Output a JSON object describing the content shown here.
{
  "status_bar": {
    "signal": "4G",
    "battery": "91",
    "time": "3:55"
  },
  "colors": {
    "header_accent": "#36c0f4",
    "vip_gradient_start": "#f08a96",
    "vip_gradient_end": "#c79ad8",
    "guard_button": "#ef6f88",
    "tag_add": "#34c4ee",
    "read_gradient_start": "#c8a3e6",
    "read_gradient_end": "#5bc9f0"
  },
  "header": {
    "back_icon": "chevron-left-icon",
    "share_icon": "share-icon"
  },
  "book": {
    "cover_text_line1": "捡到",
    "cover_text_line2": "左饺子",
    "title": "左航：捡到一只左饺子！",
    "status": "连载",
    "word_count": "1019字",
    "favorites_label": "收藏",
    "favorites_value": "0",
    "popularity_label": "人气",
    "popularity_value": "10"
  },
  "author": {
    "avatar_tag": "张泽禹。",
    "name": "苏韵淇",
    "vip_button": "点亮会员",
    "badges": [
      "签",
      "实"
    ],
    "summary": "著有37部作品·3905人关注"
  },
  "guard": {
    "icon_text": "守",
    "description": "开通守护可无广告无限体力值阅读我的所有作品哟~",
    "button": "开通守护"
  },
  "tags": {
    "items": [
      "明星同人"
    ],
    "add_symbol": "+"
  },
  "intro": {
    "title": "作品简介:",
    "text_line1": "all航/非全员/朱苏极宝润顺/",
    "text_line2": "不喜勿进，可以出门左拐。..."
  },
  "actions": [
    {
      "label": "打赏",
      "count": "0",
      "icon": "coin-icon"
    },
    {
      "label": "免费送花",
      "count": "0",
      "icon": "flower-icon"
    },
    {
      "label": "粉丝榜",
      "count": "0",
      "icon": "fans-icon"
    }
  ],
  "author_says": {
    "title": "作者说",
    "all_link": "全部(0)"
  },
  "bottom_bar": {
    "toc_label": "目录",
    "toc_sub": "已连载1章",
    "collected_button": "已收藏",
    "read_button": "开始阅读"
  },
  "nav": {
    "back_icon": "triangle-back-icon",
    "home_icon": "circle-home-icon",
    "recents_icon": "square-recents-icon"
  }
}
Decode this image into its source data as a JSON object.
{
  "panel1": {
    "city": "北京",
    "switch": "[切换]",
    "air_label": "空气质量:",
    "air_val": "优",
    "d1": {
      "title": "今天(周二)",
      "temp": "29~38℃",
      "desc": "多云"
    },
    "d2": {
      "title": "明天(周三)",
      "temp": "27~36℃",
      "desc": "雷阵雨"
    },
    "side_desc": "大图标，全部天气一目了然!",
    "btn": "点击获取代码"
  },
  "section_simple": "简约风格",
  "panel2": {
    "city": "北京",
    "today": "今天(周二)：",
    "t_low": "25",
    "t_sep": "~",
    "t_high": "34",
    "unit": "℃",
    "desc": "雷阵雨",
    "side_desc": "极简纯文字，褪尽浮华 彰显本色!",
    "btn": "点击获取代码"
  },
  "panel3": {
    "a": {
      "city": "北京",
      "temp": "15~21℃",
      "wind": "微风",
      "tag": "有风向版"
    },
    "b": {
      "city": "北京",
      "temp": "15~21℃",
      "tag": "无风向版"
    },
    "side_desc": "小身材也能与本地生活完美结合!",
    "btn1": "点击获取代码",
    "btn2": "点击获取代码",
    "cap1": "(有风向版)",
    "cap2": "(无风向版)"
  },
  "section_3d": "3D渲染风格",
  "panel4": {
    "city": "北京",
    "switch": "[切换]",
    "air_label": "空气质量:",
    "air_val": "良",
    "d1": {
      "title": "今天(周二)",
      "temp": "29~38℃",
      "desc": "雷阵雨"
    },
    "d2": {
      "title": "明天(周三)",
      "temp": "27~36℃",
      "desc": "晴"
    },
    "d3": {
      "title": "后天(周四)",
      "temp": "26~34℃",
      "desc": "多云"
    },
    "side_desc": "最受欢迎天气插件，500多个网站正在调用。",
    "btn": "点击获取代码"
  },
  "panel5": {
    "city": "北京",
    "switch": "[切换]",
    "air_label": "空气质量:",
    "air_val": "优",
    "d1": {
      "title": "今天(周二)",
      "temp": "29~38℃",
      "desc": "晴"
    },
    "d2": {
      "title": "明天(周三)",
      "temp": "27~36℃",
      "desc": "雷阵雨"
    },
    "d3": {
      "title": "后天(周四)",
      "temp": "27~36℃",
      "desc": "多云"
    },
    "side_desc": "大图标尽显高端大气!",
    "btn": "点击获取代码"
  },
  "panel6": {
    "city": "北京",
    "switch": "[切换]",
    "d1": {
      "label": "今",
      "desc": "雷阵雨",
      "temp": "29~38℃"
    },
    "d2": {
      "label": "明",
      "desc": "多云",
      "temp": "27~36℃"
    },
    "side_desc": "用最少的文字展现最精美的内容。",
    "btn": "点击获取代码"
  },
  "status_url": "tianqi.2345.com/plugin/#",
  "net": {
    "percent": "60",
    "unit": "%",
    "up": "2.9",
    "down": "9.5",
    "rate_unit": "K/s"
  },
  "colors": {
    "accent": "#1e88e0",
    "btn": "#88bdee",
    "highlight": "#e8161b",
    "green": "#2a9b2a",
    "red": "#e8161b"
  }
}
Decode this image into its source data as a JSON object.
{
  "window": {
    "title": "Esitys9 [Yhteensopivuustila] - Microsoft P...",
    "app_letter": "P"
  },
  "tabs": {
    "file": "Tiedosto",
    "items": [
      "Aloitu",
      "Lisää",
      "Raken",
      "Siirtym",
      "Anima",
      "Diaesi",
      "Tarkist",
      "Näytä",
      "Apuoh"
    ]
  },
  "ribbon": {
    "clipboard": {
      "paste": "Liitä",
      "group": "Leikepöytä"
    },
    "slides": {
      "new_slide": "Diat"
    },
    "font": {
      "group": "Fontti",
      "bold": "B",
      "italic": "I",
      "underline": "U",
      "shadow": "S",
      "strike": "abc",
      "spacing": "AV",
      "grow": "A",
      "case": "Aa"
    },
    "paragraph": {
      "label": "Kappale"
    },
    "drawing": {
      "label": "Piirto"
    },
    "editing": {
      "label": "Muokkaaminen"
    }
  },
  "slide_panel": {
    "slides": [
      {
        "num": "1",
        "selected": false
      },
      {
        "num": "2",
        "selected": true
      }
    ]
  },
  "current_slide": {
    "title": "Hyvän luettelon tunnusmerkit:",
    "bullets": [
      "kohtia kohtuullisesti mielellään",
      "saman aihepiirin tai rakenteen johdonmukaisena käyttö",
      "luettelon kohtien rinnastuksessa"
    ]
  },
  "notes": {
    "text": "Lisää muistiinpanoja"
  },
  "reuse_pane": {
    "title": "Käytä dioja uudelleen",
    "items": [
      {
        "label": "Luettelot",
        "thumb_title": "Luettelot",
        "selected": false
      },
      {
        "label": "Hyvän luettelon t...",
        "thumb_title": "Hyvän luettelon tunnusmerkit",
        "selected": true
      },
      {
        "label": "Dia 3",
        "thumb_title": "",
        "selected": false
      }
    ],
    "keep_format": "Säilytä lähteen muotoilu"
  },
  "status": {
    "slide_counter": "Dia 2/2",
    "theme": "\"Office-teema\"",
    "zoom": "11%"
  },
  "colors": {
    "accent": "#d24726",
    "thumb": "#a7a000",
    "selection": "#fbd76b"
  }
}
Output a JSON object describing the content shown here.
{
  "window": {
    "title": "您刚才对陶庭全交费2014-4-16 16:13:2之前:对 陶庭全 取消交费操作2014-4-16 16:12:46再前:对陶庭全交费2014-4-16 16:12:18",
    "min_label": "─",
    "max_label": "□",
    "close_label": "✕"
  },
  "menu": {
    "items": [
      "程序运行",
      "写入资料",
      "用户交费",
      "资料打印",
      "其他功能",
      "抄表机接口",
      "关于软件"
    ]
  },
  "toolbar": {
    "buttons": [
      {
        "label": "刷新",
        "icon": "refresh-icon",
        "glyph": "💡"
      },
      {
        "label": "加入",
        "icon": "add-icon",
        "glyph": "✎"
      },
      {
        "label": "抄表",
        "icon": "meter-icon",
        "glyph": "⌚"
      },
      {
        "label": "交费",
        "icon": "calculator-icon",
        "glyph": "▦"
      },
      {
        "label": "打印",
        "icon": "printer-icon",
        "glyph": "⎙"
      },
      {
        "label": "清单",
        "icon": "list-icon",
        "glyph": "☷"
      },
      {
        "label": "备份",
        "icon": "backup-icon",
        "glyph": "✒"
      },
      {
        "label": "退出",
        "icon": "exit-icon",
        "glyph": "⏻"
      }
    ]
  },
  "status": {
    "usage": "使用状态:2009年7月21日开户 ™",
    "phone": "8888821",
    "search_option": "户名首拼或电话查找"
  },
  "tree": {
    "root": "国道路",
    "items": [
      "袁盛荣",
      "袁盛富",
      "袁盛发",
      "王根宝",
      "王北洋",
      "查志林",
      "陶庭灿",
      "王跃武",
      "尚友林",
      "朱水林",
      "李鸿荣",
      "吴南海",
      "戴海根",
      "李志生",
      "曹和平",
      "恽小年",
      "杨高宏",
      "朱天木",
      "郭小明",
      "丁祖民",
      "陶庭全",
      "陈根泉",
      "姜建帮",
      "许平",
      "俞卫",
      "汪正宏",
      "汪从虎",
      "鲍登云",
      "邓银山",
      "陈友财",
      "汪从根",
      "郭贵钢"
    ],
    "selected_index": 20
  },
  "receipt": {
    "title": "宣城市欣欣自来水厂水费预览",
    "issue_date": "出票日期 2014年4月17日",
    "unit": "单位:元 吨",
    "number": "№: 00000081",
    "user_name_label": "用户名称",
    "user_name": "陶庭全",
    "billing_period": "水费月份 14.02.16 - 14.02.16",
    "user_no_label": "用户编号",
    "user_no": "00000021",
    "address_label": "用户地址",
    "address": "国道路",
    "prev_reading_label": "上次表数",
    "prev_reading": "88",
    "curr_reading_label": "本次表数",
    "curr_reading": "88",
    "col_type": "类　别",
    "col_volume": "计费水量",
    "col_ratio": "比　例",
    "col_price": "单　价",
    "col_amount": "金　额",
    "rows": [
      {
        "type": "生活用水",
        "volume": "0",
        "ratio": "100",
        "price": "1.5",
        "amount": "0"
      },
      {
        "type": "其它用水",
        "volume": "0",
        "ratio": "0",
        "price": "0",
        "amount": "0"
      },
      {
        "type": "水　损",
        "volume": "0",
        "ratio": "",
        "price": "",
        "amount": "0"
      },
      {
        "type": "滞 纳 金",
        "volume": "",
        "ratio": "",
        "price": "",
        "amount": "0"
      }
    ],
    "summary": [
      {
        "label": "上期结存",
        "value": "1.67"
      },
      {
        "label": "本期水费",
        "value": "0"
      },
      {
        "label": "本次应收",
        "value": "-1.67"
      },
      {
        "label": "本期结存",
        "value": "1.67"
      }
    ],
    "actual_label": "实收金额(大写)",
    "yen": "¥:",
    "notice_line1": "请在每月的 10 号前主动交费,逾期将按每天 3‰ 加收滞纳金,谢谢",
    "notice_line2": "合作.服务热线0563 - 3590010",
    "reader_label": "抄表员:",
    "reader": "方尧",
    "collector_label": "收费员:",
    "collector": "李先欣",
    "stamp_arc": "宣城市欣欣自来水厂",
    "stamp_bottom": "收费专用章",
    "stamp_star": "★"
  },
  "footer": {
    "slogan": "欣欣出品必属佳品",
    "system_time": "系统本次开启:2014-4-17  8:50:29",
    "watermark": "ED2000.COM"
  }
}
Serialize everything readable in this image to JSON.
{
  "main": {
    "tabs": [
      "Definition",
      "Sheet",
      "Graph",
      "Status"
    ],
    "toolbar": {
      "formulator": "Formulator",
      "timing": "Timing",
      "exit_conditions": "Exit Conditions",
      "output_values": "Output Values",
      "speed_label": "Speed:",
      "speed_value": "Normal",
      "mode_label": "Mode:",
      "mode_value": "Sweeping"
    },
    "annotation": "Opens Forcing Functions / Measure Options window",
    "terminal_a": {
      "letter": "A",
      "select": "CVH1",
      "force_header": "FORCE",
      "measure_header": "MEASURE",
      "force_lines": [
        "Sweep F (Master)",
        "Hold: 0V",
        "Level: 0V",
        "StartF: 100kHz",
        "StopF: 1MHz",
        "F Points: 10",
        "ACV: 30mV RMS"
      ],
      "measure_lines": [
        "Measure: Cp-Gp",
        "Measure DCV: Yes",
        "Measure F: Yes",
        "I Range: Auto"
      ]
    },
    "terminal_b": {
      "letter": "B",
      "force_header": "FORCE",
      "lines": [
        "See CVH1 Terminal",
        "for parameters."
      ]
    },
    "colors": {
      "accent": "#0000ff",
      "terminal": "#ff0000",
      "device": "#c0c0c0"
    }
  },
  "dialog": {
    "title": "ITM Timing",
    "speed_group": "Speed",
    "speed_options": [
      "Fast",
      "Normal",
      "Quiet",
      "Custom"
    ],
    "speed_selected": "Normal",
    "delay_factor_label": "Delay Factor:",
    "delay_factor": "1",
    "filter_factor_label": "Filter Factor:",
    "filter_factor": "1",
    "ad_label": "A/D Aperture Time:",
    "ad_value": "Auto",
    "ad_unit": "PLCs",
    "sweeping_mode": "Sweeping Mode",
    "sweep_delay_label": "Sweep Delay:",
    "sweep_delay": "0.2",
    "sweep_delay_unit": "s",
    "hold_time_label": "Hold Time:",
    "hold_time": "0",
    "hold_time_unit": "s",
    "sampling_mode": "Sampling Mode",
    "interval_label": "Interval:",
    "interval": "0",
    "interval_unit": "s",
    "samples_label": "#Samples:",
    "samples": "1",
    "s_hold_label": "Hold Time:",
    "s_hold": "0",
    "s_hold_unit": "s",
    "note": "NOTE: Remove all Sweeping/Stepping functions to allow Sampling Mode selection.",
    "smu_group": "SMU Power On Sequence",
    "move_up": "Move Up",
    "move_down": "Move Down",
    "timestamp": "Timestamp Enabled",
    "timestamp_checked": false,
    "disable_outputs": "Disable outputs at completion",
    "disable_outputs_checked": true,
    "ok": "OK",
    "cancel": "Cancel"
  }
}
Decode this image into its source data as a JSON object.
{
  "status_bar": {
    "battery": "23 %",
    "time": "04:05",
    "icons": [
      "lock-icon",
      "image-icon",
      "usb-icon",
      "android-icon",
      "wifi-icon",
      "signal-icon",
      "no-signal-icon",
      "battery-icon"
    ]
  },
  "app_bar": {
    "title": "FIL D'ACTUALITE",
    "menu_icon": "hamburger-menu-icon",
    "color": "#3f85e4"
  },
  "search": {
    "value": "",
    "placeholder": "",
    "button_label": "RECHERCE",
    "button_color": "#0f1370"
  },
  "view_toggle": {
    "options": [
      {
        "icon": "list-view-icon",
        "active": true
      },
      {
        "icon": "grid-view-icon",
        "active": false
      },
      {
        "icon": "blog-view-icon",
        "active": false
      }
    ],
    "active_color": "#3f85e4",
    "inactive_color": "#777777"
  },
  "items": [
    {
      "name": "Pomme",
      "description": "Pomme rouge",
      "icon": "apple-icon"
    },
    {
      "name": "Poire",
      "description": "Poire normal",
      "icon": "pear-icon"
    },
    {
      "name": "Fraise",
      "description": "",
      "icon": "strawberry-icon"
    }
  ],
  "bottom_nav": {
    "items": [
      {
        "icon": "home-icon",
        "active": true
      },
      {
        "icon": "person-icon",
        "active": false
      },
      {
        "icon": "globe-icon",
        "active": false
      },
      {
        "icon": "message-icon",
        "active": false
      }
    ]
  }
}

• **Aim of the task**: Across the data, tally the lines containing "Sweeping" and give back the number alone.

• **Task result**: 3